- REQUIRED TASK:
Write out every line of the material as it stands, apart from the pictures.

Figure collection entries:
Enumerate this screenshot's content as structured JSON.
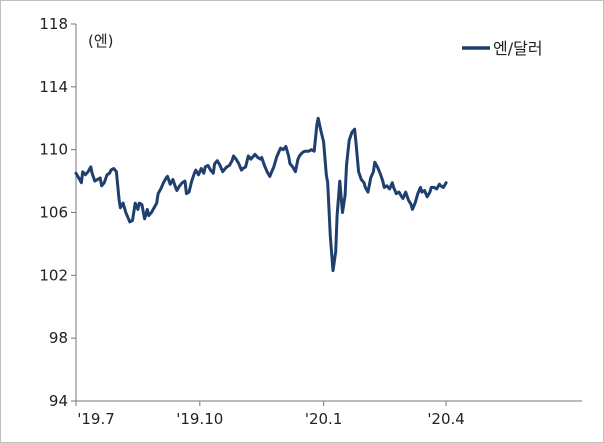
{
  "chart_data": {
    "type": "line",
    "title": "",
    "unit_label": "(엔)",
    "xlabel": "",
    "ylabel": "",
    "ylim": [
      94,
      118
    ],
    "y_ticks": [
      "118",
      "114",
      "110",
      "106",
      "102",
      "98",
      "94"
    ],
    "x_ticks": [
      "'19.7",
      "'19.10",
      "'20.1",
      "'20.4"
    ],
    "x_range_days": [
      0,
      376
    ],
    "x_tick_days": [
      0,
      92,
      184,
      275
    ],
    "legend_position": "top-right",
    "grid": false,
    "series": [
      {
        "name": "엔/달러",
        "color": "#1f3f6e",
        "points": [
          [
            0,
            108.5
          ],
          [
            2,
            108.2
          ],
          [
            4,
            107.9
          ],
          [
            5,
            108.6
          ],
          [
            7,
            108.4
          ],
          [
            9,
            108.6
          ],
          [
            11,
            108.9
          ],
          [
            12,
            108.5
          ],
          [
            14,
            108.0
          ],
          [
            16,
            108.1
          ],
          [
            18,
            108.2
          ],
          [
            19,
            107.7
          ],
          [
            21,
            107.9
          ],
          [
            23,
            108.4
          ],
          [
            25,
            108.5
          ],
          [
            26,
            108.7
          ],
          [
            28,
            108.8
          ],
          [
            30,
            108.6
          ],
          [
            32,
            106.8
          ],
          [
            33,
            106.3
          ],
          [
            35,
            106.6
          ],
          [
            37,
            106.0
          ],
          [
            39,
            105.6
          ],
          [
            40,
            105.4
          ],
          [
            42,
            105.5
          ],
          [
            44,
            106.6
          ],
          [
            46,
            106.2
          ],
          [
            47,
            106.6
          ],
          [
            49,
            106.5
          ],
          [
            51,
            105.6
          ],
          [
            53,
            106.2
          ],
          [
            54,
            105.8
          ],
          [
            56,
            106.0
          ],
          [
            58,
            106.3
          ],
          [
            60,
            106.6
          ],
          [
            61,
            107.2
          ],
          [
            63,
            107.5
          ],
          [
            65,
            107.9
          ],
          [
            67,
            108.2
          ],
          [
            68,
            108.3
          ],
          [
            70,
            107.8
          ],
          [
            72,
            108.1
          ],
          [
            74,
            107.6
          ],
          [
            75,
            107.4
          ],
          [
            77,
            107.7
          ],
          [
            79,
            107.9
          ],
          [
            81,
            108.0
          ],
          [
            82,
            107.2
          ],
          [
            84,
            107.3
          ],
          [
            86,
            108.0
          ],
          [
            88,
            108.5
          ],
          [
            89,
            108.7
          ],
          [
            91,
            108.4
          ],
          [
            93,
            108.8
          ],
          [
            95,
            108.5
          ],
          [
            96,
            108.9
          ],
          [
            98,
            109.0
          ],
          [
            100,
            108.7
          ],
          [
            102,
            108.5
          ],
          [
            103,
            109.1
          ],
          [
            105,
            109.3
          ],
          [
            107,
            109.0
          ],
          [
            109,
            108.6
          ],
          [
            110,
            108.7
          ],
          [
            112,
            108.9
          ],
          [
            114,
            109.0
          ],
          [
            116,
            109.3
          ],
          [
            117,
            109.6
          ],
          [
            119,
            109.4
          ],
          [
            121,
            109.1
          ],
          [
            123,
            108.7
          ],
          [
            124,
            108.8
          ],
          [
            126,
            108.9
          ],
          [
            128,
            109.6
          ],
          [
            130,
            109.4
          ],
          [
            131,
            109.5
          ],
          [
            133,
            109.7
          ],
          [
            135,
            109.5
          ],
          [
            137,
            109.4
          ],
          [
            138,
            109.5
          ],
          [
            140,
            109.0
          ],
          [
            142,
            108.6
          ],
          [
            144,
            108.3
          ],
          [
            145,
            108.5
          ],
          [
            147,
            108.9
          ],
          [
            149,
            109.5
          ],
          [
            151,
            109.9
          ],
          [
            152,
            110.1
          ],
          [
            154,
            110.0
          ],
          [
            156,
            110.2
          ],
          [
            158,
            109.6
          ],
          [
            159,
            109.1
          ],
          [
            161,
            108.9
          ],
          [
            163,
            108.6
          ],
          [
            165,
            109.4
          ],
          [
            166,
            109.6
          ],
          [
            168,
            109.8
          ],
          [
            170,
            109.9
          ],
          [
            172,
            109.9
          ],
          [
            173,
            109.9
          ],
          [
            175,
            110.0
          ],
          [
            177,
            109.9
          ],
          [
            179,
            111.6
          ],
          [
            180,
            112.0
          ],
          [
            182,
            111.2
          ],
          [
            184,
            110.5
          ],
          [
            186,
            108.4
          ],
          [
            187,
            107.9
          ],
          [
            189,
            104.5
          ],
          [
            191,
            102.3
          ],
          [
            193,
            103.5
          ],
          [
            194,
            105.8
          ],
          [
            196,
            108.0
          ],
          [
            198,
            106.0
          ],
          [
            200,
            107.1
          ],
          [
            201,
            109.0
          ],
          [
            203,
            110.6
          ],
          [
            205,
            111.1
          ],
          [
            207,
            111.3
          ],
          [
            208,
            110.5
          ],
          [
            210,
            108.6
          ],
          [
            212,
            108.1
          ],
          [
            214,
            107.9
          ],
          [
            215,
            107.6
          ],
          [
            217,
            107.3
          ],
          [
            219,
            108.2
          ],
          [
            221,
            108.6
          ],
          [
            222,
            109.2
          ],
          [
            224,
            108.9
          ],
          [
            226,
            108.5
          ],
          [
            228,
            108.0
          ],
          [
            229,
            107.6
          ],
          [
            231,
            107.7
          ],
          [
            233,
            107.5
          ],
          [
            235,
            107.9
          ],
          [
            236,
            107.6
          ],
          [
            238,
            107.2
          ],
          [
            240,
            107.3
          ],
          [
            242,
            107.0
          ],
          [
            243,
            106.9
          ],
          [
            245,
            107.3
          ],
          [
            247,
            106.8
          ],
          [
            249,
            106.5
          ],
          [
            250,
            106.2
          ],
          [
            252,
            106.6
          ],
          [
            254,
            107.2
          ],
          [
            256,
            107.6
          ],
          [
            257,
            107.3
          ],
          [
            259,
            107.4
          ],
          [
            261,
            107.0
          ],
          [
            263,
            107.3
          ],
          [
            264,
            107.6
          ],
          [
            266,
            107.6
          ],
          [
            268,
            107.5
          ],
          [
            270,
            107.8
          ],
          [
            271,
            107.7
          ],
          [
            273,
            107.6
          ],
          [
            275,
            107.9
          ]
        ]
      }
    ]
  }
}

- REPLY TO THE TASK:
Enumerate this screenshot's content as structured JSON.
{
  "chart_data": {
    "type": "line",
    "title": "",
    "unit_label": "(엔)",
    "xlabel": "",
    "ylabel": "",
    "ylim": [
      94,
      118
    ],
    "y_ticks": [
      "118",
      "114",
      "110",
      "106",
      "102",
      "98",
      "94"
    ],
    "x_ticks": [
      "'19.7",
      "'19.10",
      "'20.1",
      "'20.4"
    ],
    "x_range_days": [
      0,
      376
    ],
    "x_tick_days": [
      0,
      92,
      184,
      275
    ],
    "legend_position": "top-right",
    "grid": false,
    "series": [
      {
        "name": "엔/달러",
        "color": "#1f3f6e",
        "points": [
          [
            0,
            108.5
          ],
          [
            2,
            108.2
          ],
          [
            4,
            107.9
          ],
          [
            5,
            108.6
          ],
          [
            7,
            108.4
          ],
          [
            9,
            108.6
          ],
          [
            11,
            108.9
          ],
          [
            12,
            108.5
          ],
          [
            14,
            108.0
          ],
          [
            16,
            108.1
          ],
          [
            18,
            108.2
          ],
          [
            19,
            107.7
          ],
          [
            21,
            107.9
          ],
          [
            23,
            108.4
          ],
          [
            25,
            108.5
          ],
          [
            26,
            108.7
          ],
          [
            28,
            108.8
          ],
          [
            30,
            108.6
          ],
          [
            32,
            106.8
          ],
          [
            33,
            106.3
          ],
          [
            35,
            106.6
          ],
          [
            37,
            106.0
          ],
          [
            39,
            105.6
          ],
          [
            40,
            105.4
          ],
          [
            42,
            105.5
          ],
          [
            44,
            106.6
          ],
          [
            46,
            106.2
          ],
          [
            47,
            106.6
          ],
          [
            49,
            106.5
          ],
          [
            51,
            105.6
          ],
          [
            53,
            106.2
          ],
          [
            54,
            105.8
          ],
          [
            56,
            106.0
          ],
          [
            58,
            106.3
          ],
          [
            60,
            106.6
          ],
          [
            61,
            107.2
          ],
          [
            63,
            107.5
          ],
          [
            65,
            107.9
          ],
          [
            67,
            108.2
          ],
          [
            68,
            108.3
          ],
          [
            70,
            107.8
          ],
          [
            72,
            108.1
          ],
          [
            74,
            107.6
          ],
          [
            75,
            107.4
          ],
          [
            77,
            107.7
          ],
          [
            79,
            107.9
          ],
          [
            81,
            108.0
          ],
          [
            82,
            107.2
          ],
          [
            84,
            107.3
          ],
          [
            86,
            108.0
          ],
          [
            88,
            108.5
          ],
          [
            89,
            108.7
          ],
          [
            91,
            108.4
          ],
          [
            93,
            108.8
          ],
          [
            95,
            108.5
          ],
          [
            96,
            108.9
          ],
          [
            98,
            109.0
          ],
          [
            100,
            108.7
          ],
          [
            102,
            108.5
          ],
          [
            103,
            109.1
          ],
          [
            105,
            109.3
          ],
          [
            107,
            109.0
          ],
          [
            109,
            108.6
          ],
          [
            110,
            108.7
          ],
          [
            112,
            108.9
          ],
          [
            114,
            109.0
          ],
          [
            116,
            109.3
          ],
          [
            117,
            109.6
          ],
          [
            119,
            109.4
          ],
          [
            121,
            109.1
          ],
          [
            123,
            108.7
          ],
          [
            124,
            108.8
          ],
          [
            126,
            108.9
          ],
          [
            128,
            109.6
          ],
          [
            130,
            109.4
          ],
          [
            131,
            109.5
          ],
          [
            133,
            109.7
          ],
          [
            135,
            109.5
          ],
          [
            137,
            109.4
          ],
          [
            138,
            109.5
          ],
          [
            140,
            109.0
          ],
          [
            142,
            108.6
          ],
          [
            144,
            108.3
          ],
          [
            145,
            108.5
          ],
          [
            147,
            108.9
          ],
          [
            149,
            109.5
          ],
          [
            151,
            109.9
          ],
          [
            152,
            110.1
          ],
          [
            154,
            110.0
          ],
          [
            156,
            110.2
          ],
          [
            158,
            109.6
          ],
          [
            159,
            109.1
          ],
          [
            161,
            108.9
          ],
          [
            163,
            108.6
          ],
          [
            165,
            109.4
          ],
          [
            166,
            109.6
          ],
          [
            168,
            109.8
          ],
          [
            170,
            109.9
          ],
          [
            172,
            109.9
          ],
          [
            173,
            109.9
          ],
          [
            175,
            110.0
          ],
          [
            177,
            109.9
          ],
          [
            179,
            111.6
          ],
          [
            180,
            112.0
          ],
          [
            182,
            111.2
          ],
          [
            184,
            110.5
          ],
          [
            186,
            108.4
          ],
          [
            187,
            107.9
          ],
          [
            189,
            104.5
          ],
          [
            191,
            102.3
          ],
          [
            193,
            103.5
          ],
          [
            194,
            105.8
          ],
          [
            196,
            108.0
          ],
          [
            198,
            106.0
          ],
          [
            200,
            107.1
          ],
          [
            201,
            109.0
          ],
          [
            203,
            110.6
          ],
          [
            205,
            111.1
          ],
          [
            207,
            111.3
          ],
          [
            208,
            110.5
          ],
          [
            210,
            108.6
          ],
          [
            212,
            108.1
          ],
          [
            214,
            107.9
          ],
          [
            215,
            107.6
          ],
          [
            217,
            107.3
          ],
          [
            219,
            108.2
          ],
          [
            221,
            108.6
          ],
          [
            222,
            109.2
          ],
          [
            224,
            108.9
          ],
          [
            226,
            108.5
          ],
          [
            228,
            108.0
          ],
          [
            229,
            107.6
          ],
          [
            231,
            107.7
          ],
          [
            233,
            107.5
          ],
          [
            235,
            107.9
          ],
          [
            236,
            107.6
          ],
          [
            238,
            107.2
          ],
          [
            240,
            107.3
          ],
          [
            242,
            107.0
          ],
          [
            243,
            106.9
          ],
          [
            245,
            107.3
          ],
          [
            247,
            106.8
          ],
          [
            249,
            106.5
          ],
          [
            250,
            106.2
          ],
          [
            252,
            106.6
          ],
          [
            254,
            107.2
          ],
          [
            256,
            107.6
          ],
          [
            257,
            107.3
          ],
          [
            259,
            107.4
          ],
          [
            261,
            107.0
          ],
          [
            263,
            107.3
          ],
          [
            264,
            107.6
          ],
          [
            266,
            107.6
          ],
          [
            268,
            107.5
          ],
          [
            270,
            107.8
          ],
          [
            271,
            107.7
          ],
          [
            273,
            107.6
          ],
          [
            275,
            107.9
          ]
        ]
      }
    ]
  }
}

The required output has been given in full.